GOAL: Write every entry out again exactly, please, and skip the pictures.

DATA TO PROCESS:
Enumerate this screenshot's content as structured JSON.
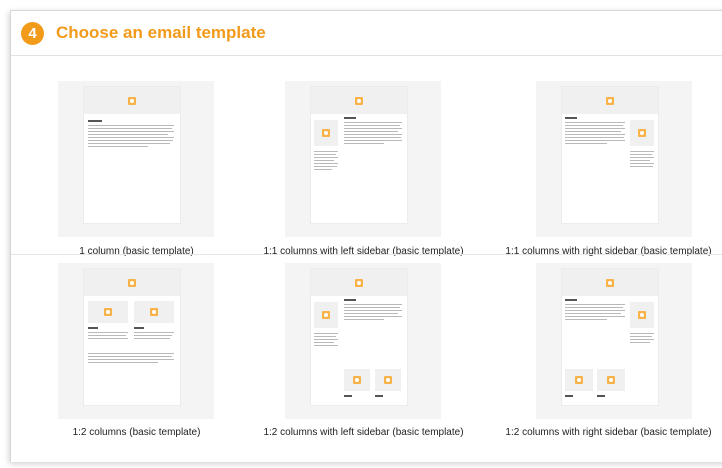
{
  "header": {
    "step_number": "4",
    "title": "Choose an email template"
  },
  "templates": [
    {
      "label": "1 column (basic template)"
    },
    {
      "label": "1:1 columns with left sidebar (basic template)"
    },
    {
      "label": "1:1 columns with right sidebar (basic template)"
    },
    {
      "label": "1:2 columns (basic template)"
    },
    {
      "label": "1:2 columns with left sidebar (basic template)"
    },
    {
      "label": "1:2 columns with right sidebar (basic template)"
    }
  ],
  "colors": {
    "accent": "#f29a1a",
    "thumbnail_background": "#f4f4f4"
  },
  "icons": {
    "image_placeholder": "image-placeholder-icon"
  }
}
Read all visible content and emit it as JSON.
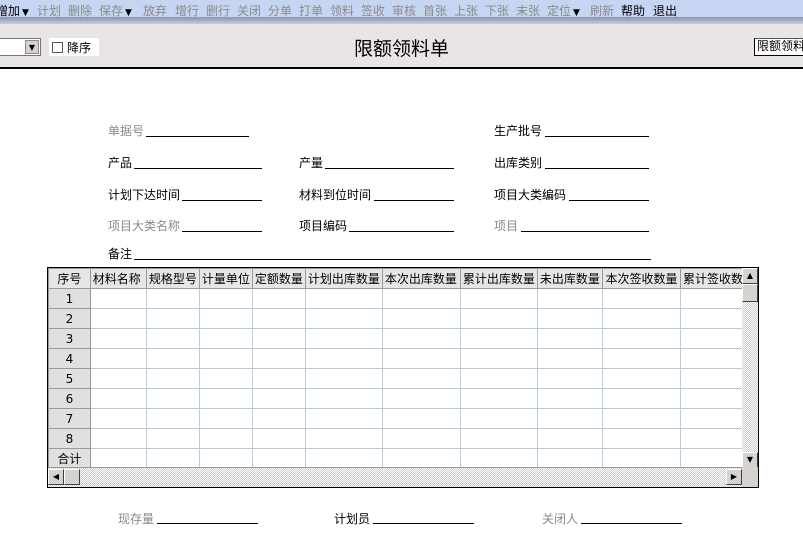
{
  "toolbar": {
    "items": [
      {
        "label": "增加",
        "enabled": true,
        "dropdown": true
      },
      {
        "label": "计划",
        "enabled": false
      },
      {
        "label": "删除",
        "enabled": false
      },
      {
        "label": "保存",
        "enabled": false,
        "dropdown": true
      },
      {
        "label": "放弃",
        "enabled": false
      },
      {
        "label": "增行",
        "enabled": false
      },
      {
        "label": "删行",
        "enabled": false
      },
      {
        "label": "关闭",
        "enabled": false
      },
      {
        "label": "分单",
        "enabled": false
      },
      {
        "label": "打单",
        "enabled": false
      },
      {
        "label": "领料",
        "enabled": false
      },
      {
        "label": "签收",
        "enabled": false
      },
      {
        "label": "审核",
        "enabled": false
      },
      {
        "label": "首张",
        "enabled": false
      },
      {
        "label": "上张",
        "enabled": false
      },
      {
        "label": "下张",
        "enabled": false
      },
      {
        "label": "末张",
        "enabled": false
      },
      {
        "label": "定位",
        "enabled": false,
        "dropdown": true
      },
      {
        "label": "刷新",
        "enabled": false
      },
      {
        "label": "帮助",
        "enabled": true
      },
      {
        "label": "退出",
        "enabled": true
      }
    ],
    "dropdown_glyph": "▼"
  },
  "header": {
    "title": "限额领料单",
    "sort_desc_label": "降序",
    "sort_desc_checked": false,
    "sort_field_value": "",
    "template_value": "限额领料单"
  },
  "form": {
    "doc_no": "单据号",
    "batch_no": "生产批号",
    "product": "产品",
    "quantity": "产量",
    "outbound_type": "出库类别",
    "plan_time": "计划下达时间",
    "material_time": "材料到位时间",
    "project_category_code": "项目大类编码",
    "project_category_name": "项目大类名称",
    "project_code": "项目编码",
    "project": "项目",
    "remark": "备注"
  },
  "grid": {
    "row_header": "序号",
    "columns": [
      "材料名称",
      "规格型号",
      "计量单位",
      "定额数量",
      "计划出库数量",
      "本次出库数量",
      "累计出库数量",
      "未出库数量",
      "本次签收数量",
      "累计签收数量"
    ],
    "rows": [
      "1",
      "2",
      "3",
      "4",
      "5",
      "6",
      "7",
      "8"
    ],
    "total_label": "合计"
  },
  "footer": {
    "stock": "现存量",
    "planner": "计划员",
    "closer": "关闭人"
  }
}
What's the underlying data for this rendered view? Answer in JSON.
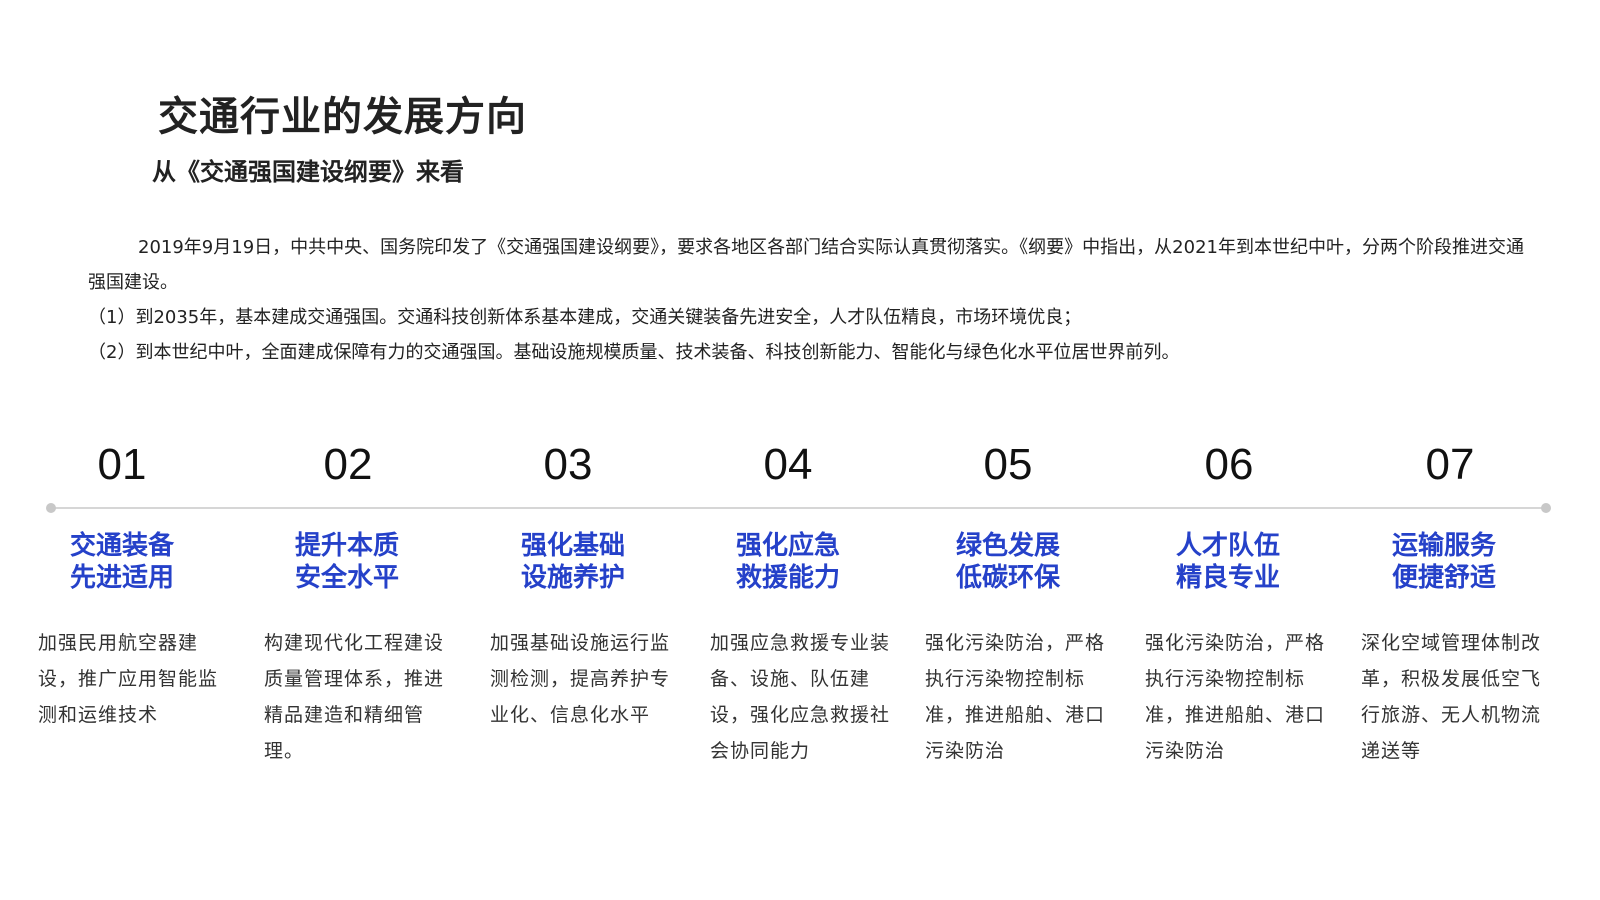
{
  "header": {
    "title": "交通行业的发展方向",
    "subtitle": "从《交通强国建设纲要》来看"
  },
  "intro": {
    "paragraph1": "2019年9月19日，中共中央、国务院印发了《交通强国建设纲要》，要求各地区各部门结合实际认真贯彻落实。《纲要》中指出，从2021年到本世纪中叶，分两个阶段推进交通强国建设。",
    "point1": "（1）到2035年，基本建成交通强国。交通科技创新体系基本建成，交通关键装备先进安全，人才队伍精良，市场环境优良；",
    "point2": "（2）到本世纪中叶，全面建成保障有力的交通强国。基础设施规模质量、技术装备、科技创新能力、智能化与绿色化水平位居世界前列。"
  },
  "colors": {
    "accent": "#2541c9",
    "timeline": "#d6d6d6"
  },
  "steps": [
    {
      "number": "01",
      "heading_line1": "交通装备",
      "heading_line2": "先进适用",
      "description": "加强民用航空器建设，推广应用智能监测和运维技术"
    },
    {
      "number": "02",
      "heading_line1": "提升本质",
      "heading_line2": "安全水平",
      "description": "构建现代化工程建设质量管理体系，推进精品建造和精细管理。"
    },
    {
      "number": "03",
      "heading_line1": "强化基础",
      "heading_line2": "设施养护",
      "description": "加强基础设施运行监测检测，提高养护专业化、信息化水平"
    },
    {
      "number": "04",
      "heading_line1": "强化应急",
      "heading_line2": "救援能力",
      "description": "加强应急救援专业装备、设施、队伍建设，强化应急救援社会协同能力"
    },
    {
      "number": "05",
      "heading_line1": "绿色发展",
      "heading_line2": "低碳环保",
      "description": "强化污染防治，严格执行污染物控制标准，推进船舶、港口污染防治"
    },
    {
      "number": "06",
      "heading_line1": "人才队伍",
      "heading_line2": "精良专业",
      "description": "强化污染防治，严格执行污染物控制标准，推进船舶、港口污染防治"
    },
    {
      "number": "07",
      "heading_line1": "运输服务",
      "heading_line2": "便捷舒适",
      "description": "深化空域管理体制改革，积极发展低空飞行旅游、无人机物流递送等"
    }
  ]
}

CORRECT RESPONSE:
Enumerate this screenshot's content as structured JSON.
{
  "header": {
    "step_number": "4",
    "title": "Choose an email template"
  },
  "templates": [
    {
      "label": "1 column (basic template)"
    },
    {
      "label": "1:1 columns with left sidebar (basic template)"
    },
    {
      "label": "1:1 columns with right sidebar (basic template)"
    },
    {
      "label": "1:2 columns (basic template)"
    },
    {
      "label": "1:2 columns with left sidebar (basic template)"
    },
    {
      "label": "1:2 columns with right sidebar (basic template)"
    }
  ],
  "colors": {
    "accent": "#f29a1a",
    "thumbnail_background": "#f4f4f4"
  },
  "icons": {
    "image_placeholder": "image-placeholder-icon"
  }
}
Read all visible content and emit it as JSON.
{
  "toolbar": {
    "items": [
      {
        "label": "增加",
        "enabled": true,
        "dropdown": true
      },
      {
        "label": "计划",
        "enabled": false
      },
      {
        "label": "删除",
        "enabled": false
      },
      {
        "label": "保存",
        "enabled": false,
        "dropdown": true
      },
      {
        "label": "放弃",
        "enabled": false
      },
      {
        "label": "增行",
        "enabled": false
      },
      {
        "label": "删行",
        "enabled": false
      },
      {
        "label": "关闭",
        "enabled": false
      },
      {
        "label": "分单",
        "enabled": false
      },
      {
        "label": "打单",
        "enabled": false
      },
      {
        "label": "领料",
        "enabled": false
      },
      {
        "label": "签收",
        "enabled": false
      },
      {
        "label": "审核",
        "enabled": false
      },
      {
        "label": "首张",
        "enabled": false
      },
      {
        "label": "上张",
        "enabled": false
      },
      {
        "label": "下张",
        "enabled": false
      },
      {
        "label": "末张",
        "enabled": false
      },
      {
        "label": "定位",
        "enabled": false,
        "dropdown": true
      },
      {
        "label": "刷新",
        "enabled": false
      },
      {
        "label": "帮助",
        "enabled": true
      },
      {
        "label": "退出",
        "enabled": true
      }
    ],
    "dropdown_glyph": "▼"
  },
  "header": {
    "title": "限额领料单",
    "sort_desc_label": "降序",
    "sort_desc_checked": false,
    "sort_field_value": "",
    "template_value": "限额领料单"
  },
  "form": {
    "doc_no": "单据号",
    "batch_no": "生产批号",
    "product": "产品",
    "quantity": "产量",
    "outbound_type": "出库类别",
    "plan_time": "计划下达时间",
    "material_time": "材料到位时间",
    "project_category_code": "项目大类编码",
    "project_category_name": "项目大类名称",
    "project_code": "项目编码",
    "project": "项目",
    "remark": "备注"
  },
  "grid": {
    "row_header": "序号",
    "columns": [
      "材料名称",
      "规格型号",
      "计量单位",
      "定额数量",
      "计划出库数量",
      "本次出库数量",
      "累计出库数量",
      "未出库数量",
      "本次签收数量",
      "累计签收数量"
    ],
    "rows": [
      "1",
      "2",
      "3",
      "4",
      "5",
      "6",
      "7",
      "8"
    ],
    "total_label": "合计"
  },
  "footer": {
    "stock": "现存量",
    "planner": "计划员",
    "closer": "关闭人"
  }
}
What's the underlying data for this rendered view? Answer in JSON.
{
  "header": {
    "title": "交通行业的发展方向",
    "subtitle": "从《交通强国建设纲要》来看"
  },
  "intro": {
    "paragraph1": "2019年9月19日，中共中央、国务院印发了《交通强国建设纲要》，要求各地区各部门结合实际认真贯彻落实。《纲要》中指出，从2021年到本世纪中叶，分两个阶段推进交通强国建设。",
    "point1": "（1）到2035年，基本建成交通强国。交通科技创新体系基本建成，交通关键装备先进安全，人才队伍精良，市场环境优良；",
    "point2": "（2）到本世纪中叶，全面建成保障有力的交通强国。基础设施规模质量、技术装备、科技创新能力、智能化与绿色化水平位居世界前列。"
  },
  "colors": {
    "accent": "#2541c9",
    "timeline": "#d6d6d6"
  },
  "steps": [
    {
      "number": "01",
      "heading_line1": "交通装备",
      "heading_line2": "先进适用",
      "description": "加强民用航空器建设，推广应用智能监测和运维技术"
    },
    {
      "number": "02",
      "heading_line1": "提升本质",
      "heading_line2": "安全水平",
      "description": "构建现代化工程建设质量管理体系，推进精品建造和精细管理。"
    },
    {
      "number": "03",
      "heading_line1": "强化基础",
      "heading_line2": "设施养护",
      "description": "加强基础设施运行监测检测，提高养护专业化、信息化水平"
    },
    {
      "number": "04",
      "heading_line1": "强化应急",
      "heading_line2": "救援能力",
      "description": "加强应急救援专业装备、设施、队伍建设，强化应急救援社会协同能力"
    },
    {
      "number": "05",
      "heading_line1": "绿色发展",
      "heading_line2": "低碳环保",
      "description": "强化污染防治，严格执行污染物控制标准，推进船舶、港口污染防治"
    },
    {
      "number": "06",
      "heading_line1": "人才队伍",
      "heading_line2": "精良专业",
      "description": "强化污染防治，严格执行污染物控制标准，推进船舶、港口污染防治"
    },
    {
      "number": "07",
      "heading_line1": "运输服务",
      "heading_line2": "便捷舒适",
      "description": "深化空域管理体制改革，积极发展低空飞行旅游、无人机物流递送等"
    }
  ]
}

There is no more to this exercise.